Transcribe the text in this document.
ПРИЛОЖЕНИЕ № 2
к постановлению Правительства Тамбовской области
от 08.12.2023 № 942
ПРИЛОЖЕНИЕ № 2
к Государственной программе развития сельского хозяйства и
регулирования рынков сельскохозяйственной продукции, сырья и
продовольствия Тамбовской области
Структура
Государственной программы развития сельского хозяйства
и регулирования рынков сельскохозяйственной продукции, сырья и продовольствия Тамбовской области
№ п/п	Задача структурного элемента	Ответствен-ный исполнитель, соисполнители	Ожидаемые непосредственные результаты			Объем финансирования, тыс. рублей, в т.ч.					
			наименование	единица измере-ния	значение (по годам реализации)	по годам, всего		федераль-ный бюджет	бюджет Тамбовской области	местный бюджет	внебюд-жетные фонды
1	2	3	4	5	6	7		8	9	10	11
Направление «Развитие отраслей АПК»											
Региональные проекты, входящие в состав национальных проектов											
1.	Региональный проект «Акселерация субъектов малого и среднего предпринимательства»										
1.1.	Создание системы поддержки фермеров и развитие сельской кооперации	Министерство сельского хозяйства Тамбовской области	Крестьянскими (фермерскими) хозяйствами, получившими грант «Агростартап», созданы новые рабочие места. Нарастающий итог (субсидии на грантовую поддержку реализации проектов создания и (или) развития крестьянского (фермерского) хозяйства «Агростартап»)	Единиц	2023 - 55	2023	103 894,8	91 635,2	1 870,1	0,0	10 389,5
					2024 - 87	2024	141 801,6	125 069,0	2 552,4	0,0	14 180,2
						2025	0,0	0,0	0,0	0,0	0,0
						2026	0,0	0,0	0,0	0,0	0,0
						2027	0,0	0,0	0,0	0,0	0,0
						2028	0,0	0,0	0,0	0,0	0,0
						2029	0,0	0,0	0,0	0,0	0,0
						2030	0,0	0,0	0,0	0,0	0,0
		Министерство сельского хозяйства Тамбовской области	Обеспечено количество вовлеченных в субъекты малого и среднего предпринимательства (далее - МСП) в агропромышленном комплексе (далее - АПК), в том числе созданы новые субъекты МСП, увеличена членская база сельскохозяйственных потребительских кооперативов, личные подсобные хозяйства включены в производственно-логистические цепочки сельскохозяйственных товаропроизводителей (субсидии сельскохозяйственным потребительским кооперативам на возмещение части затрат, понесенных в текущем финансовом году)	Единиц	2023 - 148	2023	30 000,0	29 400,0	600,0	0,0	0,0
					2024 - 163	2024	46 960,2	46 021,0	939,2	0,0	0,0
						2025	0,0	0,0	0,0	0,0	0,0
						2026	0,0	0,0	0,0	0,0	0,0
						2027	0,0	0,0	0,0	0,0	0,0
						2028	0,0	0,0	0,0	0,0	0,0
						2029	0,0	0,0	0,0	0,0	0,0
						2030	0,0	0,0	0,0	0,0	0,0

-- WHAT IS ASKED --
Write out all the records above again, exactly as they stand.

-- SOLUTION TO THIS PROBLEM --
Transcribe the text in this document.
ПРИЛОЖЕНИЕ № 2
к постановлению Правительства Тамбовской области
от 08.12.2023 № 942
ПРИЛОЖЕНИЕ № 2
к Государственной программе развития сельского хозяйства и
регулирования рынков сельскохозяйственной продукции, сырья и
продовольствия Тамбовской области
Структура
Государственной программы развития сельского хозяйства
и регулирования рынков сельскохозяйственной продукции, сырья и продовольствия Тамбовской области
№ п/п	Задача структурного элемента	Ответствен-ный исполнитель, соисполнители	Ожидаемые непосредственные результаты			Объем финансирования, тыс. рублей, в т.ч.					
			наименование	единица измере-ния	значение (по годам реализации)	по годам, всего		федераль-ный бюджет	бюджет Тамбовской области	местный бюджет	внебюд-жетные фонды
1	2	3	4	5	6	7		8	9	10	11
Направление «Развитие отраслей АПК»											
Региональные проекты, входящие в состав национальных проектов											
1.	Региональный проект «Акселерация субъектов малого и среднего предпринимательства»										
1.1.	Создание системы поддержки фермеров и развитие сельской кооперации	Министерство сельского хозяйства Тамбовской области	Крестьянскими (фермерскими) хозяйствами, получившими грант «Агростартап», созданы новые рабочие места. Нарастающий итог (субсидии на грантовую поддержку реализации проектов создания и (или) развития крестьянского (фермерского) хозяйства «Агростартап»)	Единиц	2023 - 55	2023	103 894,8	91 635,2	1 870,1	0,0	10 389,5
					2024 - 87	2024	141 801,6	125 069,0	2 552,4	0,0	14 180,2
						2025	0,0	0,0	0,0	0,0	0,0
						2026	0,0	0,0	0,0	0,0	0,0
						2027	0,0	0,0	0,0	0,0	0,0
						2028	0,0	0,0	0,0	0,0	0,0
						2029	0,0	0,0	0,0	0,0	0,0
						2030	0,0	0,0	0,0	0,0	0,0
		Министерство сельского хозяйства Тамбовской области	Обеспечено количество вовлеченных в субъекты малого и среднего предпринимательства (далее - МСП) в агропромышленном комплексе (далее - АПК), в том числе созданы новые субъекты МСП, увеличена членская база сельскохозяйственных потребительских кооперативов, личные подсобные хозяйства включены в производственно-логистические цепочки сельскохозяйственных товаропроизводителей (субсидии сельскохозяйственным потребительским кооперативам на возмещение части затрат, понесенных в текущем финансовом году)	Единиц	2023 - 148	2023	30 000,0	29 400,0	600,0	0,0	0,0
					2024 - 163	2024	46 960,2	46 021,0	939,2	0,0	0,0
						2025	0,0	0,0	0,0	0,0	0,0
						2026	0,0	0,0	0,0	0,0	0,0
						2027	0,0	0,0	0,0	0,0	0,0
						2028	0,0	0,0	0,0	0,0	0,0
						2029	0,0	0,0	0,0	0,0	0,0
						2030	0,0	0,0	0,0	0,0	0,0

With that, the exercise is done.